[Start of Data supplied]

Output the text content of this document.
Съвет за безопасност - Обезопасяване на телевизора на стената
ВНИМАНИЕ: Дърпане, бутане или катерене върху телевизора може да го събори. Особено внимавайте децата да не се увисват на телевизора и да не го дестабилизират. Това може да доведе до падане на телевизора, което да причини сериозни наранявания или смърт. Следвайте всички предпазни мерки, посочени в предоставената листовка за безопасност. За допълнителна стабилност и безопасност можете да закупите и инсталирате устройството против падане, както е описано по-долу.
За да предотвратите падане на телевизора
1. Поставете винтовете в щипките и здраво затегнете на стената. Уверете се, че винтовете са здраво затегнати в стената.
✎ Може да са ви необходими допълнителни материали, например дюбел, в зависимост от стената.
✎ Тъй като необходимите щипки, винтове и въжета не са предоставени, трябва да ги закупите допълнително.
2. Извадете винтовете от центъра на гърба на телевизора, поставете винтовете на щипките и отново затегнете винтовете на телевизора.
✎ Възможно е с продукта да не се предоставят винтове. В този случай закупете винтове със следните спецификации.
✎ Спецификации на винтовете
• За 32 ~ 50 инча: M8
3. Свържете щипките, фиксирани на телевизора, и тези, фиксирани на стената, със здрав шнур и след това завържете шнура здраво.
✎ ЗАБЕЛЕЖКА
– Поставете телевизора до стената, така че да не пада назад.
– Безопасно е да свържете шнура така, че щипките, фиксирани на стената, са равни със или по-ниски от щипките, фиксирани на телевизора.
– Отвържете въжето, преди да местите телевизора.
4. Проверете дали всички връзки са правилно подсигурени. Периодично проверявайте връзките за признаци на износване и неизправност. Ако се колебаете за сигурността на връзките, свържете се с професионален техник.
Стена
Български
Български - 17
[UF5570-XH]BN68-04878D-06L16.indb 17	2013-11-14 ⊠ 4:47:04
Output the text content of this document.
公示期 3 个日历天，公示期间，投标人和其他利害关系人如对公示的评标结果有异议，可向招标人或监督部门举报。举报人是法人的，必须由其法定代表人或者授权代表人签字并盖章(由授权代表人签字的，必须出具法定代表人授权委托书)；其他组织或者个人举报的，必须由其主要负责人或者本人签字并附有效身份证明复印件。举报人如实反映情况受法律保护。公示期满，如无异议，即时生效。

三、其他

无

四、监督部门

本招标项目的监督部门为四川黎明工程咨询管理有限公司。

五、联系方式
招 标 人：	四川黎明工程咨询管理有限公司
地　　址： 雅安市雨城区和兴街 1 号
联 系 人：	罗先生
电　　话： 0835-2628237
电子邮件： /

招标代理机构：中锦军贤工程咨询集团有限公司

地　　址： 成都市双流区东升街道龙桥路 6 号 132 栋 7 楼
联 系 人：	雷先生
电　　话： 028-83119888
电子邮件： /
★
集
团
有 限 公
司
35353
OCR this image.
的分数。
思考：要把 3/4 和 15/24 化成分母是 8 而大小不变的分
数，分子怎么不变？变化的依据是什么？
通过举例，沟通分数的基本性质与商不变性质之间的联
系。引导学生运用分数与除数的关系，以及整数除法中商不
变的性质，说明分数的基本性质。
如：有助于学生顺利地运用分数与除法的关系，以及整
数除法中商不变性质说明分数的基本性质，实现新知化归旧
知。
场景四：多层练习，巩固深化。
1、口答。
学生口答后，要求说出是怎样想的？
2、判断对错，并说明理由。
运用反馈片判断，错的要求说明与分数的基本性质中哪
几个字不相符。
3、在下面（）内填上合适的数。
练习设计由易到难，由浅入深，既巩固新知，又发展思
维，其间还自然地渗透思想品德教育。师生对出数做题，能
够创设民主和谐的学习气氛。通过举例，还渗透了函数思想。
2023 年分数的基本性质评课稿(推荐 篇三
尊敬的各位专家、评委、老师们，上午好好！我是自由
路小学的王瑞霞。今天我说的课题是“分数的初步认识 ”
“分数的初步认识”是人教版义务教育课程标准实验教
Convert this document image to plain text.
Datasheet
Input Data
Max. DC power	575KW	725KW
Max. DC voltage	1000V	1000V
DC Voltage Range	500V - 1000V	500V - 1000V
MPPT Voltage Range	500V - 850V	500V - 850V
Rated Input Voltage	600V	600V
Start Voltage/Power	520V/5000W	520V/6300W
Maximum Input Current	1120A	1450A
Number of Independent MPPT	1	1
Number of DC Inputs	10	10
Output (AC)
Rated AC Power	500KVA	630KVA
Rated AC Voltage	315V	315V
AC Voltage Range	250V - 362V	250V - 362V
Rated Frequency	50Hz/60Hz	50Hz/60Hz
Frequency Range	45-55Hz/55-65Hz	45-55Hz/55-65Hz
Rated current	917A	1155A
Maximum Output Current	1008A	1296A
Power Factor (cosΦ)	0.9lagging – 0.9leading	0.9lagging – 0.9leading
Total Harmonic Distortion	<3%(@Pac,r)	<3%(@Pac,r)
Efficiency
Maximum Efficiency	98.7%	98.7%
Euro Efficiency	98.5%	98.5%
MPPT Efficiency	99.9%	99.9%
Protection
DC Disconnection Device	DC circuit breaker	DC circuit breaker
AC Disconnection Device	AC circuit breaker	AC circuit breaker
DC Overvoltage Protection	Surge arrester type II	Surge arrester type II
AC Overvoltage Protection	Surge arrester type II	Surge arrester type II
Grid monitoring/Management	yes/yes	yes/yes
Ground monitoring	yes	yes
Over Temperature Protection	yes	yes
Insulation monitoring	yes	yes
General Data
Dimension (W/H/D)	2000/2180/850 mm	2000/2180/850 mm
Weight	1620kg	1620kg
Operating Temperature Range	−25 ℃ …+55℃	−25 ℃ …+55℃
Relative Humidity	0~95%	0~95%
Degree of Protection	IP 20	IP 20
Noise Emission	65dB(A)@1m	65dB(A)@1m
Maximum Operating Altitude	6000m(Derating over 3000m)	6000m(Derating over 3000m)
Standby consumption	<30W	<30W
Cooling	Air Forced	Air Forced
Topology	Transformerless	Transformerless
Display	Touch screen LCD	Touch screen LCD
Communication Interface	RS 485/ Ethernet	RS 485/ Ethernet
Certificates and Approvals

[End of Data supplied]

The records above are to be copied in full, exactly as written.

= Solution below =
Output the text content of this document.
Съвет за безопасност - Обезопасяване на телевизора на стената
ВНИМАНИЕ: Дърпане, бутане или катерене върху телевизора може да го събори. Особено внимавайте децата да не се увисват на телевизора и да не го дестабилизират. Това може да доведе до падане на телевизора, което да причини сериозни наранявания или смърт. Следвайте всички предпазни мерки, посочени в предоставената листовка за безопасност. За допълнителна стабилност и безопасност можете да закупите и инсталирате устройството против падане, както е описано по-долу.
За да предотвратите падане на телевизора
1. Поставете винтовете в щипките и здраво затегнете на стената. Уверете се, че винтовете са здраво затегнати в стената.
✎ Може да са ви необходими допълнителни материали, например дюбел, в зависимост от стената.
✎ Тъй като необходимите щипки, винтове и въжета не са предоставени, трябва да ги закупите допълнително.
2. Извадете винтовете от центъра на гърба на телевизора, поставете винтовете на щипките и отново затегнете винтовете на телевизора.
✎ Възможно е с продукта да не се предоставят винтове. В този случай закупете винтове със следните спецификации.
✎ Спецификации на винтовете
• За 32 ~ 50 инча: M8
3. Свържете щипките, фиксирани на телевизора, и тези, фиксирани на стената, със здрав шнур и след това завържете шнура здраво.
✎ ЗАБЕЛЕЖКА
– Поставете телевизора до стената, така че да не пада назад.
– Безопасно е да свържете шнура така, че щипките, фиксирани на стената, са равни със или по-ниски от щипките, фиксирани на телевизора.
– Отвържете въжето, преди да местите телевизора.
4. Проверете дали всички връзки са правилно подсигурени. Периодично проверявайте връзките за признаци на износване и неизправност. Ако се колебаете за сигурността на връзките, свържете се с професионален техник.
Стена
Български
Български - 17
[UF5570-XH]BN68-04878D-06L16.indb 17	2013-11-14 ⊠ 4:47:04
Output the text content of this document.
公示期 3 个日历天，公示期间，投标人和其他利害关系人如对公示的评标结果有异议，可向招标人或监督部门举报。举报人是法人的，必须由其法定代表人或者授权代表人签字并盖章(由授权代表人签字的，必须出具法定代表人授权委托书)；其他组织或者个人举报的，必须由其主要负责人或者本人签字并附有效身份证明复印件。举报人如实反映情况受法律保护。公示期满，如无异议，即时生效。

三、其他

无

四、监督部门

本招标项目的监督部门为四川黎明工程咨询管理有限公司。

五、联系方式
招 标 人：	四川黎明工程咨询管理有限公司
地　　址： 雅安市雨城区和兴街 1 号
联 系 人：	罗先生
电　　话： 0835-2628237
电子邮件： /

招标代理机构：中锦军贤工程咨询集团有限公司

地　　址： 成都市双流区东升街道龙桥路 6 号 132 栋 7 楼
联 系 人：	雷先生
电　　话： 028-83119888
电子邮件： /
★
集
团
有 限 公
司
35353
OCR this image.
的分数。
思考：要把 3/4 和 15/24 化成分母是 8 而大小不变的分
数，分子怎么不变？变化的依据是什么？
通过举例，沟通分数的基本性质与商不变性质之间的联
系。引导学生运用分数与除数的关系，以及整数除法中商不
变的性质，说明分数的基本性质。
如：有助于学生顺利地运用分数与除法的关系，以及整
数除法中商不变性质说明分数的基本性质，实现新知化归旧
知。
场景四：多层练习，巩固深化。
1、口答。
学生口答后，要求说出是怎样想的？
2、判断对错，并说明理由。
运用反馈片判断，错的要求说明与分数的基本性质中哪
几个字不相符。
3、在下面（）内填上合适的数。
练习设计由易到难，由浅入深，既巩固新知，又发展思
维，其间还自然地渗透思想品德教育。师生对出数做题，能
够创设民主和谐的学习气氛。通过举例，还渗透了函数思想。
2023 年分数的基本性质评课稿(推荐 篇三
尊敬的各位专家、评委、老师们，上午好好！我是自由
路小学的王瑞霞。今天我说的课题是“分数的初步认识 ”
“分数的初步认识”是人教版义务教育课程标准实验教
Convert this document image to plain text.
Datasheet
Input Data
Max. DC power	575KW	725KW
Max. DC voltage	1000V	1000V
DC Voltage Range	500V - 1000V	500V - 1000V
MPPT Voltage Range	500V - 850V	500V - 850V
Rated Input Voltage	600V	600V
Start Voltage/Power	520V/5000W	520V/6300W
Maximum Input Current	1120A	1450A
Number of Independent MPPT	1	1
Number of DC Inputs	10	10
Output (AC)
Rated AC Power	500KVA	630KVA
Rated AC Voltage	315V	315V
AC Voltage Range	250V - 362V	250V - 362V
Rated Frequency	50Hz/60Hz	50Hz/60Hz
Frequency Range	45-55Hz/55-65Hz	45-55Hz/55-65Hz
Rated current	917A	1155A
Maximum Output Current	1008A	1296A
Power Factor (cosΦ)	0.9lagging – 0.9leading	0.9lagging – 0.9leading
Total Harmonic Distortion	<3%(@Pac,r)	<3%(@Pac,r)
Efficiency
Maximum Efficiency	98.7%	98.7%
Euro Efficiency	98.5%	98.5%
MPPT Efficiency	99.9%	99.9%
Protection
DC Disconnection Device	DC circuit breaker	DC circuit breaker
AC Disconnection Device	AC circuit breaker	AC circuit breaker
DC Overvoltage Protection	Surge arrester type II	Surge arrester type II
AC Overvoltage Protection	Surge arrester type II	Surge arrester type II
Grid monitoring/Management	yes/yes	yes/yes
Ground monitoring	yes	yes
Over Temperature Protection	yes	yes
Insulation monitoring	yes	yes
General Data
Dimension (W/H/D)	2000/2180/850 mm	2000/2180/850 mm
Weight	1620kg	1620kg
Operating Temperature Range	−25 ℃ …+55℃	−25 ℃ …+55℃
Relative Humidity	0~95%	0~95%
Degree of Protection	IP 20	IP 20
Noise Emission	65dB(A)@1m	65dB(A)@1m
Maximum Operating Altitude	6000m(Derating over 3000m)	6000m(Derating over 3000m)
Standby consumption	<30W	<30W
Cooling	Air Forced	Air Forced
Topology	Transformerless	Transformerless
Display	Touch screen LCD	Touch screen LCD
Communication Interface	RS 485/ Ethernet	RS 485/ Ethernet
Certificates and Approvals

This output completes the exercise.